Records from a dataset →
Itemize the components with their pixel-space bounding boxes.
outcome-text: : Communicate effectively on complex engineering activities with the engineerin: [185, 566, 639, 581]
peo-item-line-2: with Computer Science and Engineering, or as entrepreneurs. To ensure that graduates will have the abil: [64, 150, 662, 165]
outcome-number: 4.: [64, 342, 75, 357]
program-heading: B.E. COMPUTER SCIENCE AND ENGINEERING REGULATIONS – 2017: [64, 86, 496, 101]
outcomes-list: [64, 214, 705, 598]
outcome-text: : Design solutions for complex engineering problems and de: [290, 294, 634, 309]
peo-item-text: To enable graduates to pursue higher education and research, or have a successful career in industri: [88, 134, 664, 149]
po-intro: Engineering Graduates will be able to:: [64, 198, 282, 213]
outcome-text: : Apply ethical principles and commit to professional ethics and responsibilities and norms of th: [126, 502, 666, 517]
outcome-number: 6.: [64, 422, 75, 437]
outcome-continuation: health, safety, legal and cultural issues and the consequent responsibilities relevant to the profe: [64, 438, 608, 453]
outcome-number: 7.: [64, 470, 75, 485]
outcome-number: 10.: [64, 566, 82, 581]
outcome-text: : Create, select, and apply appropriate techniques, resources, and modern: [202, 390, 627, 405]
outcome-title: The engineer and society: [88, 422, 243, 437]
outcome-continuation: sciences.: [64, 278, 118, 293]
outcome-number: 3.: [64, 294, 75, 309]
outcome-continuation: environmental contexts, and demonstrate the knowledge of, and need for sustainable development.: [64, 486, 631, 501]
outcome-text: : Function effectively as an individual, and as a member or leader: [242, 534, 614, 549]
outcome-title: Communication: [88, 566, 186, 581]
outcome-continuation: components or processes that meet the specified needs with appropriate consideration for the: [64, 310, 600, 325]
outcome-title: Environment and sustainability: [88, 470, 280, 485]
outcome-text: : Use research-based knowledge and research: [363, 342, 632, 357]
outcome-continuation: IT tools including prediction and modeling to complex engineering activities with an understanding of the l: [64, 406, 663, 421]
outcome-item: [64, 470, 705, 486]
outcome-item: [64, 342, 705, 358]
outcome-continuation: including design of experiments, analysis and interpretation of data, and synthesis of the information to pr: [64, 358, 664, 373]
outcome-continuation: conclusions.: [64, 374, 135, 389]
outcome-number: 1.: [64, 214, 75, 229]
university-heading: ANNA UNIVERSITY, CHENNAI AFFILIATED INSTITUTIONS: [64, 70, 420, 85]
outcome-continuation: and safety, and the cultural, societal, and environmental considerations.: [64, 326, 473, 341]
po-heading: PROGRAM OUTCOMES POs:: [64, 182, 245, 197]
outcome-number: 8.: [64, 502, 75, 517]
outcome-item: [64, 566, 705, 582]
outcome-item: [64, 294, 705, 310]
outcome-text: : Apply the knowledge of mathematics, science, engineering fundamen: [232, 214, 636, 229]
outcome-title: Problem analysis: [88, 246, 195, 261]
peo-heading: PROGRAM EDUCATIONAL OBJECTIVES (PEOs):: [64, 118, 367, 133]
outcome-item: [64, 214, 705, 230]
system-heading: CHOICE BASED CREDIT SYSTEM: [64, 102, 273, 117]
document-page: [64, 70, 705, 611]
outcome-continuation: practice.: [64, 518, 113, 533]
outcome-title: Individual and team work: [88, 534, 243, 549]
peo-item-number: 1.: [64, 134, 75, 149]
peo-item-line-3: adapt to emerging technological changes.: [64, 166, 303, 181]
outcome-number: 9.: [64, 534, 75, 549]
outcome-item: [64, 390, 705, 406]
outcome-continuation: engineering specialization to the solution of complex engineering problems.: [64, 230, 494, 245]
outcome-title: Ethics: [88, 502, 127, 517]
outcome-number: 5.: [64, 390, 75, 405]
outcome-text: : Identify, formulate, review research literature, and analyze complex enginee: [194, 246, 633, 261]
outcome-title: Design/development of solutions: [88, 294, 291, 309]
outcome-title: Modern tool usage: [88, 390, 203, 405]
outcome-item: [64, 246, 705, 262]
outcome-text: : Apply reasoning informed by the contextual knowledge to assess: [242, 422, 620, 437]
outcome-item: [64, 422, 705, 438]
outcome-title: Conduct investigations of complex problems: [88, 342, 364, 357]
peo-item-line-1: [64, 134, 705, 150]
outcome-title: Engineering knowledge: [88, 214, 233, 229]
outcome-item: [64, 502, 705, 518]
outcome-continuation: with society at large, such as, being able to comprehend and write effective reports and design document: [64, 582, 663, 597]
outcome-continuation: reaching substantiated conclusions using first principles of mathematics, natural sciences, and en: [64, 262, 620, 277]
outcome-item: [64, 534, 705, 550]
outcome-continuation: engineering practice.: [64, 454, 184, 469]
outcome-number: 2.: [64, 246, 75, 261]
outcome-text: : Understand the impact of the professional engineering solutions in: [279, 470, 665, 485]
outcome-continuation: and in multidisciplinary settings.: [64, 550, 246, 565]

WHAT THE EXERCISE ASKS →
Copy every row above word for word.

RESULT FOR THIS TASK →
Itemize the components with their pixel-space bounding boxes.
outcome-text: : Communicate effectively on complex engineering activities with the engineerin: [185, 566, 639, 581]
peo-item-line-2: with Computer Science and Engineering, or as entrepreneurs. To ensure that graduates will have the abil: [64, 150, 662, 165]
outcome-number: 4.: [64, 342, 75, 357]
program-heading: B.E. COMPUTER SCIENCE AND ENGINEERING REGULATIONS – 2017: [64, 86, 496, 101]
outcomes-list: [64, 214, 705, 598]
outcome-text: : Design solutions for complex engineering problems and de: [290, 294, 634, 309]
peo-item-text: To enable graduates to pursue higher education and research, or have a successful career in industri: [88, 134, 664, 149]
po-intro: Engineering Graduates will be able to:: [64, 198, 282, 213]
outcome-text: : Apply ethical principles and commit to professional ethics and responsibilities and norms of th: [126, 502, 666, 517]
outcome-number: 6.: [64, 422, 75, 437]
outcome-continuation: health, safety, legal and cultural issues and the consequent responsibilities relevant to the profe: [64, 438, 608, 453]
outcome-number: 7.: [64, 470, 75, 485]
outcome-number: 10.: [64, 566, 82, 581]
outcome-text: : Create, select, and apply appropriate techniques, resources, and modern: [202, 390, 627, 405]
outcome-title: The engineer and society: [88, 422, 243, 437]
outcome-continuation: sciences.: [64, 278, 118, 293]
outcome-number: 3.: [64, 294, 75, 309]
outcome-continuation: environmental contexts, and demonstrate the knowledge of, and need for sustainable development.: [64, 486, 631, 501]
outcome-text: : Function effectively as an individual, and as a member or leader: [242, 534, 614, 549]
outcome-title: Communication: [88, 566, 186, 581]
outcome-continuation: components or processes that meet the specified needs with appropriate consideration for the: [64, 310, 600, 325]
outcome-title: Environment and sustainability: [88, 470, 280, 485]
outcome-text: : Use research-based knowledge and research: [363, 342, 632, 357]
outcome-continuation: IT tools including prediction and modeling to complex engineering activities with an understanding of the l: [64, 406, 663, 421]
outcome-item: [64, 470, 705, 486]
outcome-item: [64, 342, 705, 358]
outcome-continuation: including design of experiments, analysis and interpretation of data, and synthesis of the information to pr: [64, 358, 664, 373]
outcome-continuation: conclusions.: [64, 374, 135, 389]
outcome-number: 1.: [64, 214, 75, 229]
university-heading: ANNA UNIVERSITY, CHENNAI AFFILIATED INSTITUTIONS: [64, 70, 420, 85]
outcome-continuation: and safety, and the cultural, societal, and environmental considerations.: [64, 326, 473, 341]
po-heading: PROGRAM OUTCOMES POs:: [64, 182, 245, 197]
outcome-number: 8.: [64, 502, 75, 517]
outcome-item: [64, 566, 705, 582]
outcome-item: [64, 294, 705, 310]
outcome-text: : Apply the knowledge of mathematics, science, engineering fundamen: [232, 214, 636, 229]
outcome-title: Problem analysis: [88, 246, 195, 261]
peo-heading: PROGRAM EDUCATIONAL OBJECTIVES (PEOs):: [64, 118, 367, 133]
outcome-item: [64, 214, 705, 230]
system-heading: CHOICE BASED CREDIT SYSTEM: [64, 102, 273, 117]
document-page: [64, 70, 705, 611]
outcome-continuation: practice.: [64, 518, 113, 533]
outcome-title: Individual and team work: [88, 534, 243, 549]
peo-item-number: 1.: [64, 134, 75, 149]
peo-item-line-3: adapt to emerging technological changes.: [64, 166, 303, 181]
outcome-number: 9.: [64, 534, 75, 549]
outcome-item: [64, 390, 705, 406]
outcome-continuation: engineering specialization to the solution of complex engineering problems.: [64, 230, 494, 245]
outcome-title: Ethics: [88, 502, 127, 517]
outcome-number: 5.: [64, 390, 75, 405]
outcome-text: : Identify, formulate, review research literature, and analyze complex enginee: [194, 246, 633, 261]
outcome-title: Design/development of solutions: [88, 294, 291, 309]
outcome-title: Modern tool usage: [88, 390, 203, 405]
outcome-item: [64, 246, 705, 262]
outcome-text: : Apply reasoning informed by the contextual knowledge to assess: [242, 422, 620, 437]
outcome-item: [64, 422, 705, 438]
outcome-title: Conduct investigations of complex problems: [88, 342, 364, 357]
peo-item-line-1: [64, 134, 705, 150]
outcome-title: Engineering knowledge: [88, 214, 233, 229]
outcome-item: [64, 502, 705, 518]
outcome-continuation: with society at large, such as, being able to comprehend and write effective reports and design document: [64, 582, 663, 597]
outcome-continuation: reaching substantiated conclusions using first principles of mathematics, natural sciences, and en: [64, 262, 620, 277]
outcome-item: [64, 534, 705, 550]
outcome-continuation: engineering practice.: [64, 454, 184, 469]
outcome-number: 2.: [64, 246, 75, 261]
outcome-text: : Understand the impact of the professional engineering solutions in: [279, 470, 665, 485]
outcome-continuation: and in multidisciplinary settings.: [64, 550, 246, 565]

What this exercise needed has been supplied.